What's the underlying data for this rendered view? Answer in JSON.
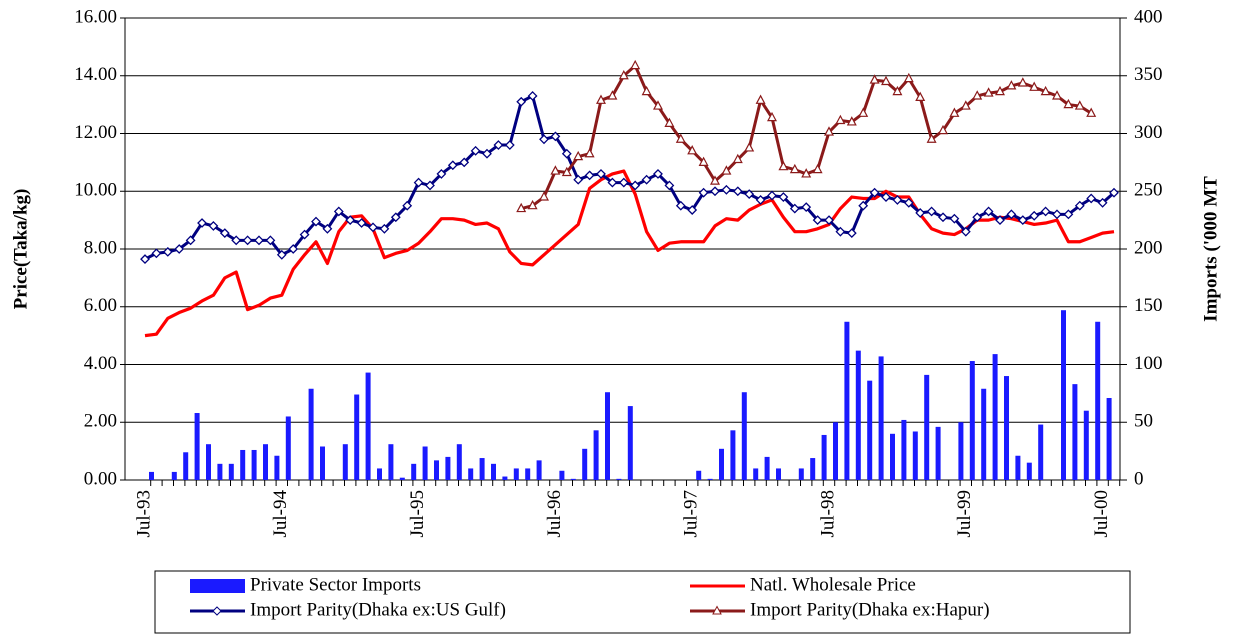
{
  "chart_data": {
    "type": "combo",
    "ylabel": "Price(Taka/kg)",
    "y2label": "Imports ('000 MT",
    "categories": [
      "Jul-93",
      null,
      null,
      null,
      null,
      null,
      null,
      null,
      null,
      null,
      null,
      null,
      "Jul-94",
      null,
      null,
      null,
      null,
      null,
      null,
      null,
      null,
      null,
      null,
      null,
      "Jul-95",
      null,
      null,
      null,
      null,
      null,
      null,
      null,
      null,
      null,
      null,
      null,
      "Jul-96",
      null,
      null,
      null,
      null,
      null,
      null,
      null,
      null,
      null,
      null,
      null,
      "Jul-97",
      null,
      null,
      null,
      null,
      null,
      null,
      null,
      null,
      null,
      null,
      null,
      "Jul-98",
      null,
      null,
      null,
      null,
      null,
      null,
      null,
      null,
      null,
      null,
      null,
      "Jul-99",
      null,
      null,
      null,
      null,
      null,
      null,
      null,
      null,
      null,
      null,
      null,
      "Jul-00",
      null
    ],
    "ylim": [
      0,
      16
    ],
    "yticks": [
      {
        "value": 0,
        "label": "0.00"
      },
      {
        "value": 2,
        "label": "2.00"
      },
      {
        "value": 4,
        "label": "4.00"
      },
      {
        "value": 6,
        "label": "6.00"
      },
      {
        "value": 8,
        "label": "8.00"
      },
      {
        "value": 10,
        "label": "10.00"
      },
      {
        "value": 12,
        "label": "12.00"
      },
      {
        "value": 14,
        "label": "14.00"
      },
      {
        "value": 16,
        "label": "16.00"
      }
    ],
    "y2lim": [
      0,
      400
    ],
    "y2ticks": [
      0,
      50,
      100,
      150,
      200,
      250,
      300,
      350,
      400
    ],
    "grid": true,
    "legend": "bottom",
    "series": [
      {
        "name": "Private Sector Imports",
        "type": "bar",
        "axis": "y2",
        "color": "#1a1aff",
        "values": [
          7,
          0,
          7,
          24,
          58,
          31,
          14,
          14,
          26,
          26,
          31,
          21,
          55,
          0,
          79,
          29,
          0,
          31,
          74,
          93,
          10,
          31,
          2,
          14,
          29,
          17,
          20,
          31,
          10,
          19,
          14,
          3,
          10,
          10,
          17,
          0,
          8,
          1,
          27,
          43,
          76,
          1,
          64,
          0,
          0,
          0,
          0,
          0,
          8,
          1,
          27,
          43,
          76,
          10,
          20,
          10,
          0,
          10,
          19,
          39,
          50,
          137,
          112,
          86,
          107,
          40,
          52,
          42,
          91,
          46,
          0,
          50,
          103,
          79,
          109,
          90,
          21,
          15,
          48,
          0,
          147,
          83,
          60,
          137,
          71,
          null
        ]
      },
      {
        "name": "Natl. Wholesale Price",
        "type": "line",
        "color": "#ff0000",
        "values": [
          5.0,
          5.05,
          5.6,
          5.8,
          5.95,
          6.2,
          6.4,
          7.0,
          7.2,
          5.9,
          6.05,
          6.3,
          6.4,
          7.3,
          7.8,
          8.25,
          7.5,
          8.6,
          9.1,
          9.15,
          8.7,
          7.7,
          7.85,
          7.95,
          8.2,
          8.6,
          9.05,
          9.05,
          9.0,
          8.85,
          8.9,
          8.7,
          7.9,
          7.5,
          7.45,
          7.8,
          8.15,
          8.5,
          8.85,
          10.1,
          10.4,
          10.6,
          10.7,
          9.9,
          8.6,
          7.95,
          8.2,
          8.25,
          8.25,
          8.25,
          8.8,
          9.05,
          9.0,
          9.35,
          9.55,
          9.7,
          9.1,
          8.6,
          8.6,
          8.7,
          8.85,
          9.4,
          9.8,
          9.75,
          9.75,
          10.0,
          9.8,
          9.8,
          9.2,
          8.7,
          8.55,
          8.5,
          8.7,
          9.0,
          9.0,
          9.1,
          9.05,
          8.95,
          8.85,
          8.9,
          9.0,
          8.25,
          8.25,
          8.4,
          8.55,
          8.6
        ]
      },
      {
        "name": "Import Parity(Dhaka ex:US Gulf)",
        "type": "line",
        "marker": "diamond",
        "color": "#000080",
        "values": [
          7.65,
          7.85,
          7.9,
          8.0,
          8.3,
          8.9,
          8.8,
          8.55,
          8.3,
          8.3,
          8.3,
          8.3,
          7.8,
          8.0,
          8.5,
          8.95,
          8.7,
          9.3,
          9.0,
          8.9,
          8.75,
          8.7,
          9.1,
          9.5,
          10.3,
          10.2,
          10.6,
          10.9,
          11.0,
          11.4,
          11.3,
          11.6,
          11.6,
          13.1,
          13.3,
          11.8,
          11.9,
          11.3,
          10.4,
          10.55,
          10.6,
          10.3,
          10.3,
          10.2,
          10.4,
          10.6,
          10.2,
          9.5,
          9.35,
          9.95,
          10.0,
          10.05,
          10.0,
          9.9,
          9.7,
          9.85,
          9.8,
          9.4,
          9.45,
          9.0,
          9.0,
          8.6,
          8.55,
          9.5,
          9.95,
          9.8,
          9.7,
          9.6,
          9.25,
          9.3,
          9.1,
          9.05,
          8.6,
          9.1,
          9.3,
          9.0,
          9.2,
          9.0,
          9.15,
          9.3,
          9.2,
          9.2,
          9.5,
          9.75,
          9.6,
          9.95
        ]
      },
      {
        "name": "Import Parity(Dhaka ex:Hapur)",
        "type": "line",
        "marker": "triangle",
        "color": "#8b1a1a",
        "values": [
          null,
          null,
          null,
          null,
          null,
          null,
          null,
          null,
          null,
          null,
          null,
          null,
          null,
          null,
          null,
          null,
          null,
          null,
          null,
          null,
          null,
          null,
          null,
          null,
          null,
          null,
          null,
          null,
          null,
          null,
          null,
          null,
          null,
          9.4,
          9.5,
          9.8,
          10.7,
          10.65,
          11.2,
          11.3,
          13.15,
          13.3,
          14.0,
          14.35,
          13.45,
          12.95,
          12.35,
          11.8,
          11.4,
          11.0,
          10.35,
          10.7,
          11.1,
          11.5,
          13.15,
          12.55,
          10.85,
          10.75,
          10.6,
          10.75,
          12.05,
          12.45,
          12.4,
          12.7,
          13.85,
          13.8,
          13.45,
          13.9,
          13.25,
          11.8,
          12.1,
          12.7,
          12.95,
          13.3,
          13.4,
          13.45,
          13.65,
          13.75,
          13.6,
          13.45,
          13.3,
          13.0,
          12.95,
          12.7,
          null,
          null
        ]
      }
    ]
  }
}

· · · · · · ·

*WHAT NEEDS TO BE DONE:* Pictures stay out; reproduce every line of the records exactly.

*EXERCISE RESPONSE:*
What's the underlying data for this rendered view? Answer in JSON.
{
  "chart_data": {
    "type": "combo",
    "ylabel": "Price(Taka/kg)",
    "y2label": "Imports ('000 MT",
    "categories": [
      "Jul-93",
      null,
      null,
      null,
      null,
      null,
      null,
      null,
      null,
      null,
      null,
      null,
      "Jul-94",
      null,
      null,
      null,
      null,
      null,
      null,
      null,
      null,
      null,
      null,
      null,
      "Jul-95",
      null,
      null,
      null,
      null,
      null,
      null,
      null,
      null,
      null,
      null,
      null,
      "Jul-96",
      null,
      null,
      null,
      null,
      null,
      null,
      null,
      null,
      null,
      null,
      null,
      "Jul-97",
      null,
      null,
      null,
      null,
      null,
      null,
      null,
      null,
      null,
      null,
      null,
      "Jul-98",
      null,
      null,
      null,
      null,
      null,
      null,
      null,
      null,
      null,
      null,
      null,
      "Jul-99",
      null,
      null,
      null,
      null,
      null,
      null,
      null,
      null,
      null,
      null,
      null,
      "Jul-00",
      null
    ],
    "ylim": [
      0,
      16
    ],
    "yticks": [
      {
        "value": 0,
        "label": "0.00"
      },
      {
        "value": 2,
        "label": "2.00"
      },
      {
        "value": 4,
        "label": "4.00"
      },
      {
        "value": 6,
        "label": "6.00"
      },
      {
        "value": 8,
        "label": "8.00"
      },
      {
        "value": 10,
        "label": "10.00"
      },
      {
        "value": 12,
        "label": "12.00"
      },
      {
        "value": 14,
        "label": "14.00"
      },
      {
        "value": 16,
        "label": "16.00"
      }
    ],
    "y2lim": [
      0,
      400
    ],
    "y2ticks": [
      0,
      50,
      100,
      150,
      200,
      250,
      300,
      350,
      400
    ],
    "grid": true,
    "legend": "bottom",
    "series": [
      {
        "name": "Private Sector Imports",
        "type": "bar",
        "axis": "y2",
        "color": "#1a1aff",
        "values": [
          7,
          0,
          7,
          24,
          58,
          31,
          14,
          14,
          26,
          26,
          31,
          21,
          55,
          0,
          79,
          29,
          0,
          31,
          74,
          93,
          10,
          31,
          2,
          14,
          29,
          17,
          20,
          31,
          10,
          19,
          14,
          3,
          10,
          10,
          17,
          0,
          8,
          1,
          27,
          43,
          76,
          1,
          64,
          0,
          0,
          0,
          0,
          0,
          8,
          1,
          27,
          43,
          76,
          10,
          20,
          10,
          0,
          10,
          19,
          39,
          50,
          137,
          112,
          86,
          107,
          40,
          52,
          42,
          91,
          46,
          0,
          50,
          103,
          79,
          109,
          90,
          21,
          15,
          48,
          0,
          147,
          83,
          60,
          137,
          71,
          null
        ]
      },
      {
        "name": "Natl. Wholesale Price",
        "type": "line",
        "color": "#ff0000",
        "values": [
          5.0,
          5.05,
          5.6,
          5.8,
          5.95,
          6.2,
          6.4,
          7.0,
          7.2,
          5.9,
          6.05,
          6.3,
          6.4,
          7.3,
          7.8,
          8.25,
          7.5,
          8.6,
          9.1,
          9.15,
          8.7,
          7.7,
          7.85,
          7.95,
          8.2,
          8.6,
          9.05,
          9.05,
          9.0,
          8.85,
          8.9,
          8.7,
          7.9,
          7.5,
          7.45,
          7.8,
          8.15,
          8.5,
          8.85,
          10.1,
          10.4,
          10.6,
          10.7,
          9.9,
          8.6,
          7.95,
          8.2,
          8.25,
          8.25,
          8.25,
          8.8,
          9.05,
          9.0,
          9.35,
          9.55,
          9.7,
          9.1,
          8.6,
          8.6,
          8.7,
          8.85,
          9.4,
          9.8,
          9.75,
          9.75,
          10.0,
          9.8,
          9.8,
          9.2,
          8.7,
          8.55,
          8.5,
          8.7,
          9.0,
          9.0,
          9.1,
          9.05,
          8.95,
          8.85,
          8.9,
          9.0,
          8.25,
          8.25,
          8.4,
          8.55,
          8.6
        ]
      },
      {
        "name": "Import Parity(Dhaka ex:US Gulf)",
        "type": "line",
        "marker": "diamond",
        "color": "#000080",
        "values": [
          7.65,
          7.85,
          7.9,
          8.0,
          8.3,
          8.9,
          8.8,
          8.55,
          8.3,
          8.3,
          8.3,
          8.3,
          7.8,
          8.0,
          8.5,
          8.95,
          8.7,
          9.3,
          9.0,
          8.9,
          8.75,
          8.7,
          9.1,
          9.5,
          10.3,
          10.2,
          10.6,
          10.9,
          11.0,
          11.4,
          11.3,
          11.6,
          11.6,
          13.1,
          13.3,
          11.8,
          11.9,
          11.3,
          10.4,
          10.55,
          10.6,
          10.3,
          10.3,
          10.2,
          10.4,
          10.6,
          10.2,
          9.5,
          9.35,
          9.95,
          10.0,
          10.05,
          10.0,
          9.9,
          9.7,
          9.85,
          9.8,
          9.4,
          9.45,
          9.0,
          9.0,
          8.6,
          8.55,
          9.5,
          9.95,
          9.8,
          9.7,
          9.6,
          9.25,
          9.3,
          9.1,
          9.05,
          8.6,
          9.1,
          9.3,
          9.0,
          9.2,
          9.0,
          9.15,
          9.3,
          9.2,
          9.2,
          9.5,
          9.75,
          9.6,
          9.95
        ]
      },
      {
        "name": "Import Parity(Dhaka ex:Hapur)",
        "type": "line",
        "marker": "triangle",
        "color": "#8b1a1a",
        "values": [
          null,
          null,
          null,
          null,
          null,
          null,
          null,
          null,
          null,
          null,
          null,
          null,
          null,
          null,
          null,
          null,
          null,
          null,
          null,
          null,
          null,
          null,
          null,
          null,
          null,
          null,
          null,
          null,
          null,
          null,
          null,
          null,
          null,
          9.4,
          9.5,
          9.8,
          10.7,
          10.65,
          11.2,
          11.3,
          13.15,
          13.3,
          14.0,
          14.35,
          13.45,
          12.95,
          12.35,
          11.8,
          11.4,
          11.0,
          10.35,
          10.7,
          11.1,
          11.5,
          13.15,
          12.55,
          10.85,
          10.75,
          10.6,
          10.75,
          12.05,
          12.45,
          12.4,
          12.7,
          13.85,
          13.8,
          13.45,
          13.9,
          13.25,
          11.8,
          12.1,
          12.7,
          12.95,
          13.3,
          13.4,
          13.45,
          13.65,
          13.75,
          13.6,
          13.45,
          13.3,
          13.0,
          12.95,
          12.7,
          null,
          null
        ]
      }
    ]
  }
}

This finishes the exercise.